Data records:
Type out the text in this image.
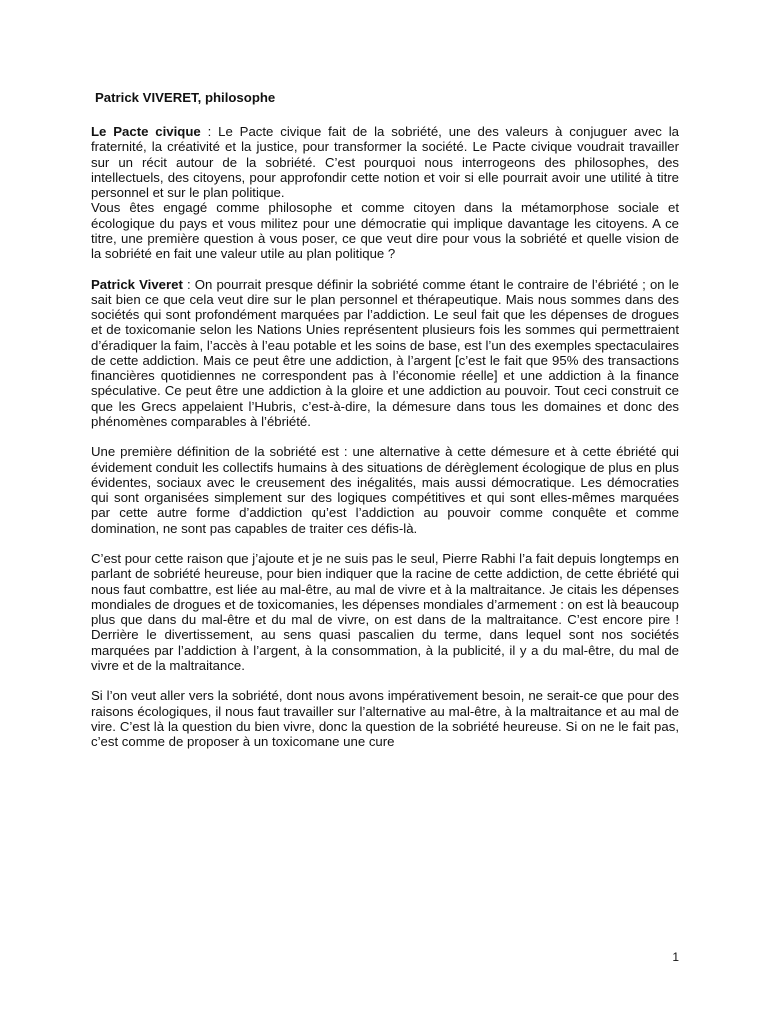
Patrick VIVERET, philosophe

Le Pacte civique : Le Pacte civique fait de la sobriété, une des valeurs à conjuguer avec la fraternité, la créativité et la justice, pour transformer la société. Le Pacte civique voudrait travailler sur un récit autour de la sobriété. C’est pourquoi nous interrogeons des philosophes, des intellectuels, des citoyens, pour approfondir cette notion et voir si elle pourrait avoir une utilité à titre personnel et sur le plan politique.

Vous êtes engagé comme philosophe et comme citoyen dans la métamorphose sociale et écologique du pays et vous militez pour une démocratie qui implique davantage les citoyens. A ce titre, une première question à vous poser, ce que veut dire pour vous la sobriété et quelle vision de la sobriété en fait une valeur utile au plan politique ?

Patrick Viveret : On pourrait presque définir la sobriété comme étant le contraire de l’ébriété ; on le sait bien ce que cela veut dire sur le plan personnel et thérapeutique. Mais nous sommes dans des sociétés qui sont profondément marquées par l’addiction. Le seul fait que les dépenses de drogues et de toxicomanie selon les Nations Unies représentent plusieurs fois les sommes qui permettraient d’éradiquer la faim, l’accès à l’eau potable et les soins de base, est l’un des exemples spectaculaires de cette addiction. Mais ce peut être une addiction, à l’argent [c’est le fait que 95% des transactions financières quotidiennes ne correspondent pas à l’économie réelle] et une addiction à la finance spéculative. Ce peut être une addiction à la gloire et une addiction au pouvoir. Tout ceci construit ce que les Grecs appelaient l’Hubris, c’est-à-dire, la démesure dans tous les domaines et donc des phénomènes comparables à l’ébriété.

Une première définition de la sobriété est : une alternative à cette démesure et à cette ébriété qui évidement conduit les collectifs humains à des situations de dérèglement écologique de plus en plus évidentes, sociaux avec le creusement des inégalités, mais aussi démocratique. Les démocraties qui sont organisées simplement sur des logiques compétitives et qui sont elles-mêmes marquées par cette autre forme d’addiction qu’est l’addiction au pouvoir comme conquête et comme domination, ne sont pas capables de traiter ces défis-là.

C’est pour cette raison que j’ajoute et je ne suis pas le seul, Pierre Rabhi l’a fait depuis longtemps en parlant de sobriété heureuse, pour bien indiquer que la racine de cette addiction, de cette ébriété qui nous faut combattre, est liée au mal-être, au mal de vivre et à la maltraitance. Je citais les dépenses mondiales de drogues et de toxicomanies, les dépenses mondiales d’armement : on est là beaucoup plus que dans du mal-être et du mal de vivre, on est dans de la maltraitance. C’est encore pire ! Derrière le divertissement, au sens quasi pascalien du terme, dans lequel sont nos sociétés marquées par l’addiction à l’argent, à la consommation, à la publicité, il y a du mal-être, du mal de vivre et de la maltraitance.

Si l’on veut aller vers la sobriété, dont nous avons impérativement besoin, ne serait-ce que pour des raisons écologiques, il nous faut travailler sur l’alternative au mal-être, à la maltraitance et au mal de vire. C’est là la question du bien vivre, donc la question de la sobriété heureuse. Si on ne le fait pas, c’est comme de proposer à un toxicomane une cure

1
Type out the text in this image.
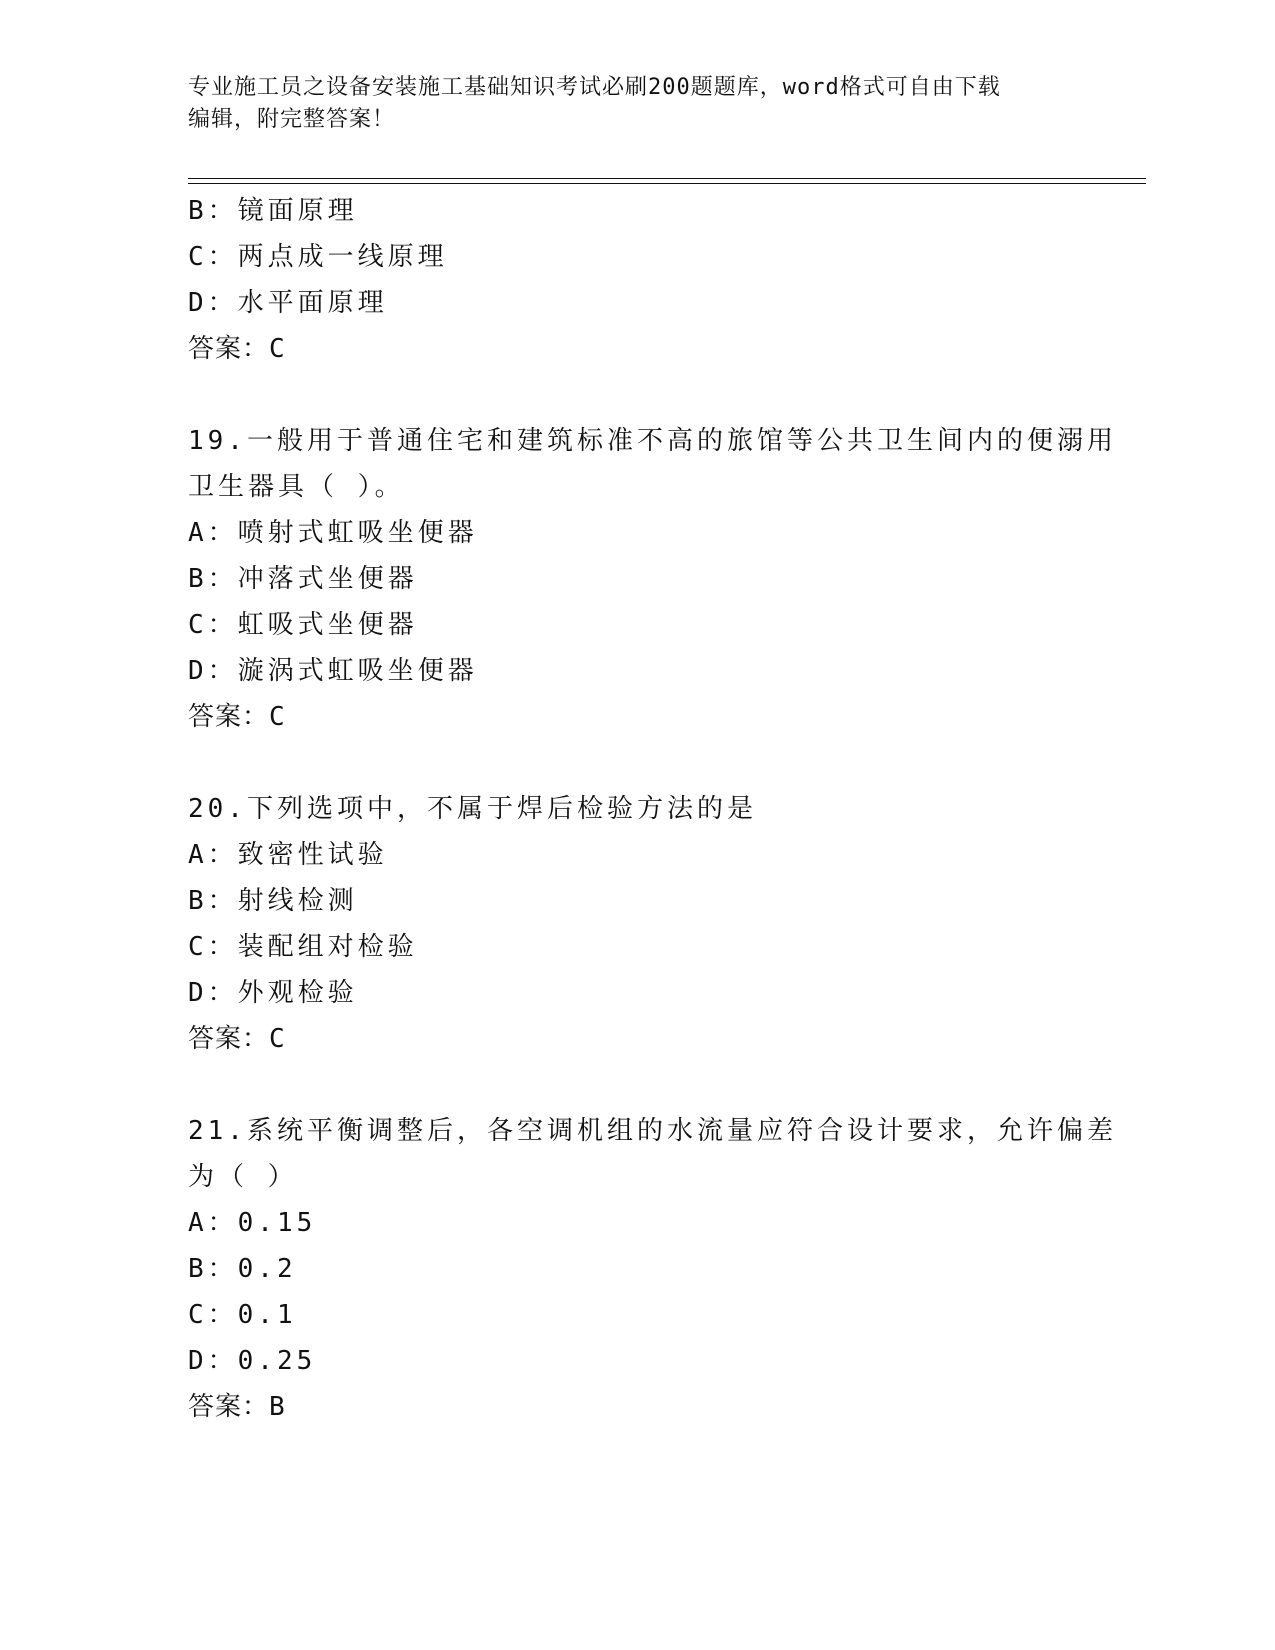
专业施工员之设备安装施工基础知识考试必刷200题题库，word格式可自由下载
编辑，附完整答案！
B：镜面原理
C：两点成一线原理
D：水平面原理
答案：C
19.一般用于普通住宅和建筑标准不高的旅馆等公共卫生间内的便溺用
卫生器具（ ）。
A：喷射式虹吸坐便器
B：冲落式坐便器
C：虹吸式坐便器
D：漩涡式虹吸坐便器
答案：C
20.下列选项中，不属于焊后检验方法的是
A：致密性试验
B：射线检测
C：装配组对检验
D：外观检验
答案：C
21.系统平衡调整后，各空调机组的水流量应符合设计要求，允许偏差
为（ ）
A：0.15
B：0.2
C：0.1
D：0.25
答案：B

EXERCISE DESCRIPTION:
Leave out all images, then reproduce the entries above exactly.

RESULT OF THE TASK:
Type out the text in this image.
Patrick VIVERET, philosophe

Le Pacte civique : Le Pacte civique fait de la sobriété, une des valeurs à conjuguer avec la fraternité, la créativité et la justice, pour transformer la société. Le Pacte civique voudrait travailler sur un récit autour de la sobriété. C’est pourquoi nous interrogeons des philosophes, des intellectuels, des citoyens, pour approfondir cette notion et voir si elle pourrait avoir une utilité à titre personnel et sur le plan politique.

Vous êtes engagé comme philosophe et comme citoyen dans la métamorphose sociale et écologique du pays et vous militez pour une démocratie qui implique davantage les citoyens. A ce titre, une première question à vous poser, ce que veut dire pour vous la sobriété et quelle vision de la sobriété en fait une valeur utile au plan politique ?

Patrick Viveret : On pourrait presque définir la sobriété comme étant le contraire de l’ébriété ; on le sait bien ce que cela veut dire sur le plan personnel et thérapeutique. Mais nous sommes dans des sociétés qui sont profondément marquées par l’addiction. Le seul fait que les dépenses de drogues et de toxicomanie selon les Nations Unies représentent plusieurs fois les sommes qui permettraient d’éradiquer la faim, l’accès à l’eau potable et les soins de base, est l’un des exemples spectaculaires de cette addiction. Mais ce peut être une addiction, à l’argent [c’est le fait que 95% des transactions financières quotidiennes ne correspondent pas à l’économie réelle] et une addiction à la finance spéculative. Ce peut être une addiction à la gloire et une addiction au pouvoir. Tout ceci construit ce que les Grecs appelaient l’Hubris, c’est-à-dire, la démesure dans tous les domaines et donc des phénomènes comparables à l’ébriété.

Une première définition de la sobriété est : une alternative à cette démesure et à cette ébriété qui évidement conduit les collectifs humains à des situations de dérèglement écologique de plus en plus évidentes, sociaux avec le creusement des inégalités, mais aussi démocratique. Les démocraties qui sont organisées simplement sur des logiques compétitives et qui sont elles-mêmes marquées par cette autre forme d’addiction qu’est l’addiction au pouvoir comme conquête et comme domination, ne sont pas capables de traiter ces défis-là.

C’est pour cette raison que j’ajoute et je ne suis pas le seul, Pierre Rabhi l’a fait depuis longtemps en parlant de sobriété heureuse, pour bien indiquer que la racine de cette addiction, de cette ébriété qui nous faut combattre, est liée au mal-être, au mal de vivre et à la maltraitance. Je citais les dépenses mondiales de drogues et de toxicomanies, les dépenses mondiales d’armement : on est là beaucoup plus que dans du mal-être et du mal de vivre, on est dans de la maltraitance. C’est encore pire ! Derrière le divertissement, au sens quasi pascalien du terme, dans lequel sont nos sociétés marquées par l’addiction à l’argent, à la consommation, à la publicité, il y a du mal-être, du mal de vivre et de la maltraitance.

Si l’on veut aller vers la sobriété, dont nous avons impérativement besoin, ne serait-ce que pour des raisons écologiques, il nous faut travailler sur l’alternative au mal-être, à la maltraitance et au mal de vire. C’est là la question du bien vivre, donc la question de la sobriété heureuse. Si on ne le fait pas, c’est comme de proposer à un toxicomane une cure

1
Type out the text in this image.
专业施工员之设备安装施工基础知识考试必刷200题题库，word格式可自由下载
编辑，附完整答案！
B：镜面原理
C：两点成一线原理
D：水平面原理
答案：C
19.一般用于普通住宅和建筑标准不高的旅馆等公共卫生间内的便溺用
卫生器具（ ）。
A：喷射式虹吸坐便器
B：冲落式坐便器
C：虹吸式坐便器
D：漩涡式虹吸坐便器
答案：C
20.下列选项中，不属于焊后检验方法的是
A：致密性试验
B：射线检测
C：装配组对检验
D：外观检验
答案：C
21.系统平衡调整后，各空调机组的水流量应符合设计要求，允许偏差
为（ ）
A：0.15
B：0.2
C：0.1
D：0.25
答案：B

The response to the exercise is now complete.